▶

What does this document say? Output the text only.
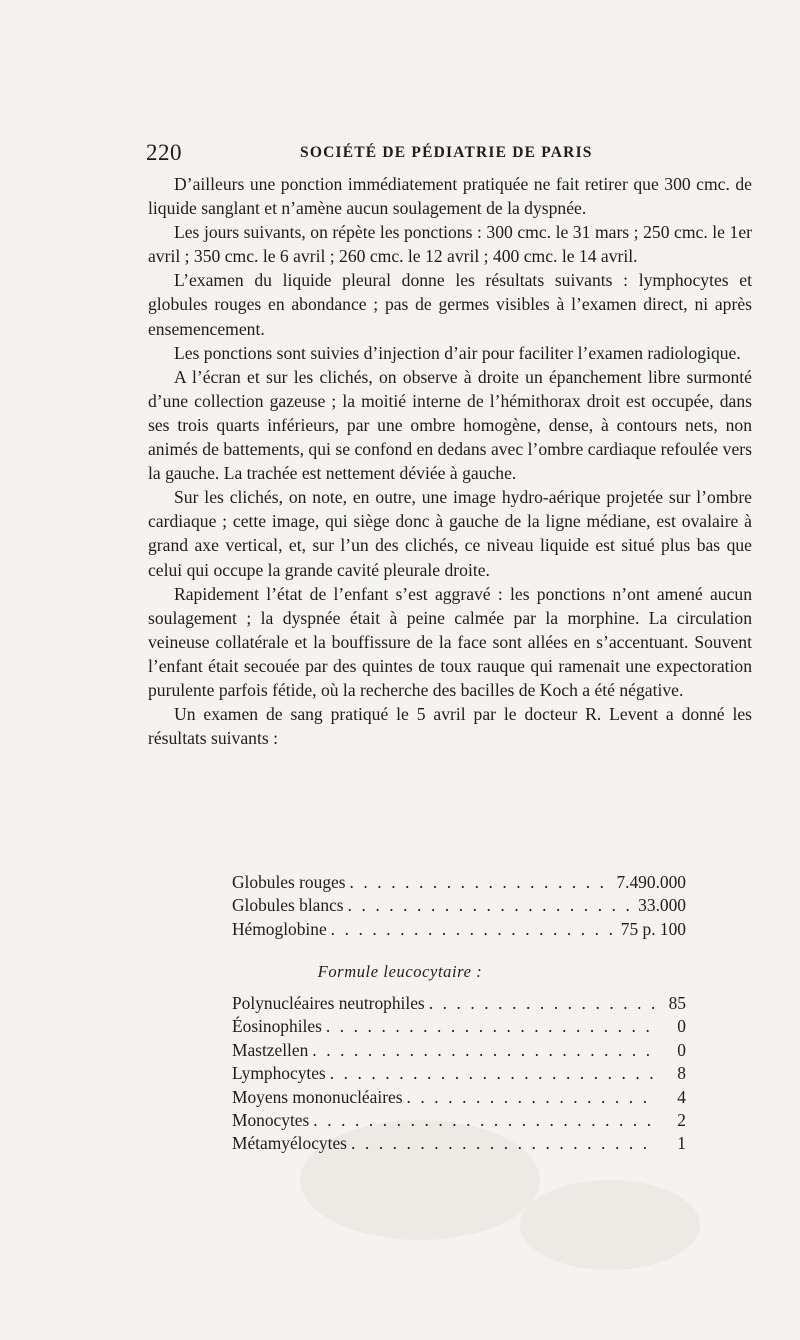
220	SOCIÉTÉ DE PÉDIATRIE DE PARIS

D’ailleurs une ponction immédiatement pratiquée ne fait retirer que 300 cmc. de liquide sanglant et n’amène aucun soulagement de la dyspnée.

Les jours suivants, on répète les ponctions : 300 cmc. le 31 mars ; 250 cmc. le 1er avril ; 350 cmc. le 6 avril ; 260 cmc. le 12 avril ; 400 cmc. le 14 avril.

L’examen du liquide pleural donne les résultats suivants : lymphocytes et globules rouges en abondance ; pas de germes visibles à l’examen direct, ni après ensemencement.

Les ponctions sont suivies d’injection d’air pour faciliter l’examen radiologique.

A l’écran et sur les clichés, on observe à droite un épanchement libre surmonté d’une collection gazeuse ; la moitié interne de l’hémithorax droit est occupée, dans ses trois quarts inférieurs, par une ombre homogène, dense, à contours nets, non animés de battements, qui se confond en dedans avec l’ombre cardiaque refoulée vers la gauche. La trachée est nettement déviée à gauche.

Sur les clichés, on note, en outre, une image hydro-aérique projetée sur l’ombre cardiaque ; cette image, qui siège donc à gauche de la ligne médiane, est ovalaire à grand axe vertical, et, sur l’un des clichés, ce niveau liquide est situé plus bas que celui qui occupe la grande cavité pleurale droite.

Rapidement l’état de l’enfant s’est aggravé : les ponctions n’ont amené aucun soulagement ; la dyspnée était à peine calmée par la morphine. La circulation veineuse collatérale et la bouffissure de la face sont allées en s’accentuant. Souvent l’enfant était secouée par des quintes de toux rauque qui ramenait une expectoration purulente parfois fétide, où la recherche des bacilles de Koch a été négative.

Un examen de sang pratiqué le 5 avril par le docteur R. Levent a donné les résultats suivants :

Globules rouges . . .	7.490.000
Globules blancs . . .	33.000
Hémoglobine . . .	75 p. 100
Formule leucocytaire :
Polynucléaires neutrophiles . . .	85
Éosinophiles . . .	0
Mastzellen . . .	0
Lymphocytes . . .	8
Moyens mononucléaires . . .	4
Monocytes . . .	2
Métamyélocytes . . .	1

◀

#### [SHORT TASK]
Copy all lines from the material that contain "aucun".

#### [OUTPUT OF THE EXERCISE]
D’ailleurs une ponction immédiatement pratiquée ne fait retirer que 300 cmc. de liquide sanglant et n’amène aucun soulagement de la dyspnée.
Rapidement l’état de l’enfant s’est aggravé : les ponctions n’ont amené aucun soulagement ; la dyspnée était à peine calmée par la morphine. La circulation veineuse collatérale et la bouffissure de la face sont allées en s’accentuant. Souvent l’enfant était secouée par des quintes de toux rauque qui ramenait une expectoration purulente parfois fétide, où la recherche des bacilles de Koch a été négative.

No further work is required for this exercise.